+++ Supplied data

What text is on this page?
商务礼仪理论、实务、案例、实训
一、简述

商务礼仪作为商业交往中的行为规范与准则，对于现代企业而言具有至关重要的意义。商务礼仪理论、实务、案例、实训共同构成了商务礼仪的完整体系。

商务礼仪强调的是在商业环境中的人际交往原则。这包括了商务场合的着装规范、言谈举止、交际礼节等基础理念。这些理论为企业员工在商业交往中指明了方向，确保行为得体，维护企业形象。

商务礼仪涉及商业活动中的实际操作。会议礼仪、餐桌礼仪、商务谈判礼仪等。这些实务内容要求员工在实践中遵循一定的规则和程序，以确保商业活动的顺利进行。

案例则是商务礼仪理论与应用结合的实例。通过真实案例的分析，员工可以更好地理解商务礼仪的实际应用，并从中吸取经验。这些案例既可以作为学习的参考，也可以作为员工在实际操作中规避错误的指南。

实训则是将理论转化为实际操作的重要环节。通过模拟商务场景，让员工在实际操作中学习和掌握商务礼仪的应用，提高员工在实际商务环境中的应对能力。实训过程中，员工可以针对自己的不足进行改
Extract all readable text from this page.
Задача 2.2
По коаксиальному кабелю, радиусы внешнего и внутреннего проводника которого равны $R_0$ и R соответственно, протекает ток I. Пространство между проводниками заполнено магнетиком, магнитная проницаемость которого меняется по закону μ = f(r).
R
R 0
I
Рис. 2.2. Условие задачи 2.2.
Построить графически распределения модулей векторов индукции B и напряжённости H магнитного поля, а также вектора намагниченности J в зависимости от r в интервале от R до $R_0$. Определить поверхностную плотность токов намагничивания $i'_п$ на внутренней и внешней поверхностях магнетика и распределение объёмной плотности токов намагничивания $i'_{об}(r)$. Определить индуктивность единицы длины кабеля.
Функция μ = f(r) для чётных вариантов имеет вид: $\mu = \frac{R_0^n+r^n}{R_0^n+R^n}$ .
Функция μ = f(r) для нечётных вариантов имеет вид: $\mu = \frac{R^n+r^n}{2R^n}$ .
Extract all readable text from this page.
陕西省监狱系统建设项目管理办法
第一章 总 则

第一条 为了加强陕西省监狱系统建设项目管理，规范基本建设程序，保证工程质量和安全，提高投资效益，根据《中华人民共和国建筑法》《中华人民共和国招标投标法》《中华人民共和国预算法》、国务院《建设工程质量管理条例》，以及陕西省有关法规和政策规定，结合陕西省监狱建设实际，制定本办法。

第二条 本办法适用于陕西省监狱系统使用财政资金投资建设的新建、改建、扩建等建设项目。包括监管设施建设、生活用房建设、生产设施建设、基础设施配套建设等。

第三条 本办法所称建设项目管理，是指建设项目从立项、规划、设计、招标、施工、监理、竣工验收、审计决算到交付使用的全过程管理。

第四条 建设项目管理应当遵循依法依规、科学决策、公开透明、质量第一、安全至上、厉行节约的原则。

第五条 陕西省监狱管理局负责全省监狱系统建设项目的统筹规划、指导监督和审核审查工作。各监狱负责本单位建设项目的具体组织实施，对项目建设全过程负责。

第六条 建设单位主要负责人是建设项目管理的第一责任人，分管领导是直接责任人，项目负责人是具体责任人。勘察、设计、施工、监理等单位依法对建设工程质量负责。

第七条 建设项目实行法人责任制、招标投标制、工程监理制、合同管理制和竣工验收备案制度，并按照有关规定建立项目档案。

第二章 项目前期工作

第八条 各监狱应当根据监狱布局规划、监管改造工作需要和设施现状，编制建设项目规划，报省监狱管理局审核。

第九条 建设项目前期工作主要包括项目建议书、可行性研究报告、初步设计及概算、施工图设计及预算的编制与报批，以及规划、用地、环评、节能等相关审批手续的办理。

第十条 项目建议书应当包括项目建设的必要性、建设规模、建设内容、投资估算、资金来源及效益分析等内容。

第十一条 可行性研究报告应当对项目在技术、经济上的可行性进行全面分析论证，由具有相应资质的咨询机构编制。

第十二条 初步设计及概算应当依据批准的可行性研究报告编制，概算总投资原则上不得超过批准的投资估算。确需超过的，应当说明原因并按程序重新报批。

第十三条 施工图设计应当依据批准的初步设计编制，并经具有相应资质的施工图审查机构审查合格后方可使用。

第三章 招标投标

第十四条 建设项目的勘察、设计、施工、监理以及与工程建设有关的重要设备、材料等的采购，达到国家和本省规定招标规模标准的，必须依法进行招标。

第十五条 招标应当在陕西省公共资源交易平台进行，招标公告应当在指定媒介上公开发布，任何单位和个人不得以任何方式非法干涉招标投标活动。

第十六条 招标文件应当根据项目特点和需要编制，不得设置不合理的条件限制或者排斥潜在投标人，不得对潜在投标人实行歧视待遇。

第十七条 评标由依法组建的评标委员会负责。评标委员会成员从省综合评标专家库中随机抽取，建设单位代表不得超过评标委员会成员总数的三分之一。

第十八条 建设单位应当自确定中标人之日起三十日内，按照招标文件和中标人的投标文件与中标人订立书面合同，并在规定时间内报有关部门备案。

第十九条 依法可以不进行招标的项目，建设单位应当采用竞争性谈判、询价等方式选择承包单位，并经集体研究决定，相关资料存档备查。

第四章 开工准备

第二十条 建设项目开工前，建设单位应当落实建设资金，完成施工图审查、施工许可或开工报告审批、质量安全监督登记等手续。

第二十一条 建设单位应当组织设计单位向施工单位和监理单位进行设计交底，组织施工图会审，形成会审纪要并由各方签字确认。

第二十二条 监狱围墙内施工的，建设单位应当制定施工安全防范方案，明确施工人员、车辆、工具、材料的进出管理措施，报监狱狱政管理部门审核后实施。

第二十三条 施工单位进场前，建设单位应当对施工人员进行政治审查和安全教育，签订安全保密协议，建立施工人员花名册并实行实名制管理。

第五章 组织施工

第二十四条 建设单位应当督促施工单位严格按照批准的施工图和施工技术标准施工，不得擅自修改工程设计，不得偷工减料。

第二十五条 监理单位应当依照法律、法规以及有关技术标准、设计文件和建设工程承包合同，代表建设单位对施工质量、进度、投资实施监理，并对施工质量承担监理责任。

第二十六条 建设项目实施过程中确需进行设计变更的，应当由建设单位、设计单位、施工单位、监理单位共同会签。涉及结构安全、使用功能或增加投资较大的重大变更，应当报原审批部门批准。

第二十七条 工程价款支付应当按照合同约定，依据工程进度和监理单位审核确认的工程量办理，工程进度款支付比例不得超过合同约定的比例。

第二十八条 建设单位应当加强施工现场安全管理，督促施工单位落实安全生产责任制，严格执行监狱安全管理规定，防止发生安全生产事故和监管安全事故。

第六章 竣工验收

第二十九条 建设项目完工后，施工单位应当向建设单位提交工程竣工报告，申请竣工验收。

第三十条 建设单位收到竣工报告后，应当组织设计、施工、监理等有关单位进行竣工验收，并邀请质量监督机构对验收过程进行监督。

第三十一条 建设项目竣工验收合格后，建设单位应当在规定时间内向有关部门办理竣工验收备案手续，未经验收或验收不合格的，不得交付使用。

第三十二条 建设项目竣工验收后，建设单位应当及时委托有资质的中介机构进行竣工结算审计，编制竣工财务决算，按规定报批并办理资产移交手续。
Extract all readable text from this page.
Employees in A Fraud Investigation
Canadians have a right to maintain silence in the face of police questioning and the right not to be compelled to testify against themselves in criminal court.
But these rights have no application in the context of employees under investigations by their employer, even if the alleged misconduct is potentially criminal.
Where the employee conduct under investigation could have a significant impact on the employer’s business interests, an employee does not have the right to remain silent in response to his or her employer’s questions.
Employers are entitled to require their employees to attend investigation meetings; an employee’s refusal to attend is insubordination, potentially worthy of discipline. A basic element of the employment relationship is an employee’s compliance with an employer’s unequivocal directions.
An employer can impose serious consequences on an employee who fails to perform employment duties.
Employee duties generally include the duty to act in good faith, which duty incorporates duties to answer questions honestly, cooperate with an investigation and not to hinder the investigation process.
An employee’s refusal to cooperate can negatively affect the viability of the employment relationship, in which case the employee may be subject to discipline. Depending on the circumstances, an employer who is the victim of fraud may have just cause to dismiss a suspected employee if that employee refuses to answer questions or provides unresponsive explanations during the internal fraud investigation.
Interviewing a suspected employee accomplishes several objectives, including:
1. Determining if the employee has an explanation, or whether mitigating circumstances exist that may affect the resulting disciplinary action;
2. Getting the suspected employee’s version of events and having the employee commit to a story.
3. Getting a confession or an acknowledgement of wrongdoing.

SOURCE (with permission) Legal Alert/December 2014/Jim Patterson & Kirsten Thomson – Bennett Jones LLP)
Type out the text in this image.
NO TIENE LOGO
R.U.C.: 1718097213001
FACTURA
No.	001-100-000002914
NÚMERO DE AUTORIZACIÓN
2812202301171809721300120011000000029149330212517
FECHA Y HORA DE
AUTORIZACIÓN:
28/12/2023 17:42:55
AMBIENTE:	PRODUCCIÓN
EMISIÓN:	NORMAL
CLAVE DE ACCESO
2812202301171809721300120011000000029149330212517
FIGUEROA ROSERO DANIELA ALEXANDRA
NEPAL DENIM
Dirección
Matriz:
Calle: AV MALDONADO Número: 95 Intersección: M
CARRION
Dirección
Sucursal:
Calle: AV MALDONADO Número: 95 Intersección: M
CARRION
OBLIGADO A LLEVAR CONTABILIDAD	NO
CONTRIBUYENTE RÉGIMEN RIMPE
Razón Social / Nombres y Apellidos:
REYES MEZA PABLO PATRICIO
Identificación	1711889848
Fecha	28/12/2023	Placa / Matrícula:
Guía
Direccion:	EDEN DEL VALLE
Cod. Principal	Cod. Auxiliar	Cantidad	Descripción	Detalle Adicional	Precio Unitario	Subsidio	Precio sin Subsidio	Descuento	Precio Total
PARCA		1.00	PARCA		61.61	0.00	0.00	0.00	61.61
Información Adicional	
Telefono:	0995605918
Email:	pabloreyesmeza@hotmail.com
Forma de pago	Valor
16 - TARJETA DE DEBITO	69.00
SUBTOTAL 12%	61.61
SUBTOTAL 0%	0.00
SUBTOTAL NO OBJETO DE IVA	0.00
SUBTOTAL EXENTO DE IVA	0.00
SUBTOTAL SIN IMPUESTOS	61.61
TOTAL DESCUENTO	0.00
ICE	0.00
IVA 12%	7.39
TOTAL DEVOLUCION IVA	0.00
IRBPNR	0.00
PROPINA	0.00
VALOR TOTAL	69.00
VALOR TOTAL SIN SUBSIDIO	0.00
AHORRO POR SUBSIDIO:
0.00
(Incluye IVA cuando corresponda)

++++++

Scan the material above. Return every line containing the string "frac".

## Exercise response
Функция μ = f(r) для чётных вариантов имеет вид: $\mu = \frac{R_0^n+r^n}{R_0^n+R^n}$ .
Функция μ = f(r) для нечётных вариантов имеет вид: $\mu = \frac{R^n+r^n}{2R^n}$ .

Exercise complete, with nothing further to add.